(SELECTED EXCERPT):
High-income individuals are shut out from contributing directly to a Roth IRA. But even if your income is more than the maximum allowed, there is a way to gain entry to this popular retirement savings vehicle by employing a strategy called a “backdoor” Roth.

What is a Roth IRA?

A Roth IRA is similar to a traditional individual retirement account, but you fund it with money that’s already been taxed — meaning there’s no upfront tax break. In 2019, you can save up to $6,000 each year, or $7,000 if you are 50 or older, in an IRA account.

For a Roth IRA, the key feature is that there’s no tax on funds when you withdraw them in retirement. What’s more, Roth IRAs are not subject to required minimum distributions after the holder turns 70-and-a-half.

The hitch: To qualify for a full Roth contribution, you cannot make more than $193,000 if married and filing jointly (those with incomes of up to $203,000 can make a reduced contribution) or $122,000 if single (those making up to $137,000 can make a partial contribution).

This limit puts high-earners on the backburner when it comes to reaping the tax advantages of these retirement accounts.

How do backdoor Roths work?

While income caps keep some individuals from contributing to a Roth, there are zero income restrictions on converting from a traditional IRA to a Roth IRA. That means high-income investors can make regular IRA contributions and then convert them to a Roth.

(DATASET CONTENT):
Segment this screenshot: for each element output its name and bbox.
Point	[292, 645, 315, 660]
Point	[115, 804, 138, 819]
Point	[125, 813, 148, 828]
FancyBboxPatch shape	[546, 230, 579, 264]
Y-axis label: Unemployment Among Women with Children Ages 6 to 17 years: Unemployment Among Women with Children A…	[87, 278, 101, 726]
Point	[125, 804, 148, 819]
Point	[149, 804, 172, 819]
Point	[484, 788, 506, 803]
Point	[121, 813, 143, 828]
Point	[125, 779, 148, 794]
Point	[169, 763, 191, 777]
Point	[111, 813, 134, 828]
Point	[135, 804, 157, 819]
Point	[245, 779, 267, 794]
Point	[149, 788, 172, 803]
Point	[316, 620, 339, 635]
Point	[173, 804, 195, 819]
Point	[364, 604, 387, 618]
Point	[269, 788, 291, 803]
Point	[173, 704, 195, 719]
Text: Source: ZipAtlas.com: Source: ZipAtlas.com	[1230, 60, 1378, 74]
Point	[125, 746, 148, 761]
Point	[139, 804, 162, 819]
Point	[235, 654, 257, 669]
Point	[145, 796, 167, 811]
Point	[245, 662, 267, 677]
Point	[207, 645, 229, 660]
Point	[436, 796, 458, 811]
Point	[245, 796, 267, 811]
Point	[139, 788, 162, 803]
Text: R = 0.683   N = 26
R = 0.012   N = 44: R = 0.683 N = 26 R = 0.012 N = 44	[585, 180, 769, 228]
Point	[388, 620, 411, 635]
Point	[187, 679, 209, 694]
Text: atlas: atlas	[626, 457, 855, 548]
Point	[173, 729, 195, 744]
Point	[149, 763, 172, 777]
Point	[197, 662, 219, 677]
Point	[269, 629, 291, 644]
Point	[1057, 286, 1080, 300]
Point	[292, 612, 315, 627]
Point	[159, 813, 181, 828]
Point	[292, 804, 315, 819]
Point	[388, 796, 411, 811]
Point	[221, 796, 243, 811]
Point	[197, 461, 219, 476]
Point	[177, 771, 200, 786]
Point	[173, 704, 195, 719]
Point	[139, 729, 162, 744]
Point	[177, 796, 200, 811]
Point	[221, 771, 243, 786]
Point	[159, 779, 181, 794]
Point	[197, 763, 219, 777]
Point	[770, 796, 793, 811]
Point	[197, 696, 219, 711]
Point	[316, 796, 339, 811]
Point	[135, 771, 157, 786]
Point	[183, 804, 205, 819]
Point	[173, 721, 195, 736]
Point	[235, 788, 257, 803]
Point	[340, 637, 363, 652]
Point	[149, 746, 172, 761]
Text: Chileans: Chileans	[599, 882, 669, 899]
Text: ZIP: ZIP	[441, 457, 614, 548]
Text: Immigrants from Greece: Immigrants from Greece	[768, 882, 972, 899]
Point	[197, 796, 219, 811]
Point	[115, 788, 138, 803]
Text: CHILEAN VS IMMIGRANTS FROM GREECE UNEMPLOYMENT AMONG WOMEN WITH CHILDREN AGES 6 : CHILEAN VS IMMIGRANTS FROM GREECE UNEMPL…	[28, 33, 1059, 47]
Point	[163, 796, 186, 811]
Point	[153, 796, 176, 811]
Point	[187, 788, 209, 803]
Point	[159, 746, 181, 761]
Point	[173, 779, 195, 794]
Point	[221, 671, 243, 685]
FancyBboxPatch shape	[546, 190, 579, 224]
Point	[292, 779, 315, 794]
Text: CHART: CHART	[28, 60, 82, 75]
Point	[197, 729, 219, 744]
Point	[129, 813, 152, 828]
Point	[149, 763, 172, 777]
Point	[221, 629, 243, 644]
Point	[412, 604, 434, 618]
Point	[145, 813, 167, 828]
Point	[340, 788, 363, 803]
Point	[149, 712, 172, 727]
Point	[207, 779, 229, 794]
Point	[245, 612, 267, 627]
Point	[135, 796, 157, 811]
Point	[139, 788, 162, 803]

(DIRECTIONS):
A: Rewrite the part of the Roth IRA text between "What is a Roth" and "a partial contribution).", inclusive, replacing "required minimum distributions" with "mandatory withdrawals".
B: Return the rows from the start of the rows through the line that contains "230, 579, 264]", inclusive, copying them exactly.

(RESPONSES FOR EACH TASK):
A:
What is a Roth IRA?

A Roth IRA is similar to a traditional individual retirement account, but you fund it with money that’s already been taxed — meaning there’s no upfront tax break. In 2019, you can save up to $6,000 each year, or $7,000 if you are 50 or older, in an IRA account.

For a Roth IRA, the key feature is that there’s no tax on funds when you withdraw them in retirement. What’s more, Roth IRAs are not subject to mandatory withdrawals after the holder turns 70-and-a-half.

The hitch: To qualify for a full Roth contribution, you cannot make more than $193,000 if married and filing jointly (those with incomes of up to $203,000 can make a reduced contribution) or $122,000 if single (those making up to $137,000 can make a partial contribution).

B:
Segment this screenshot: for each element output its name and bbox.
Point	[292, 645, 315, 660]
Point	[115, 804, 138, 819]
Point	[125, 813, 148, 828]
FancyBboxPatch shape	[546, 230, 579, 264]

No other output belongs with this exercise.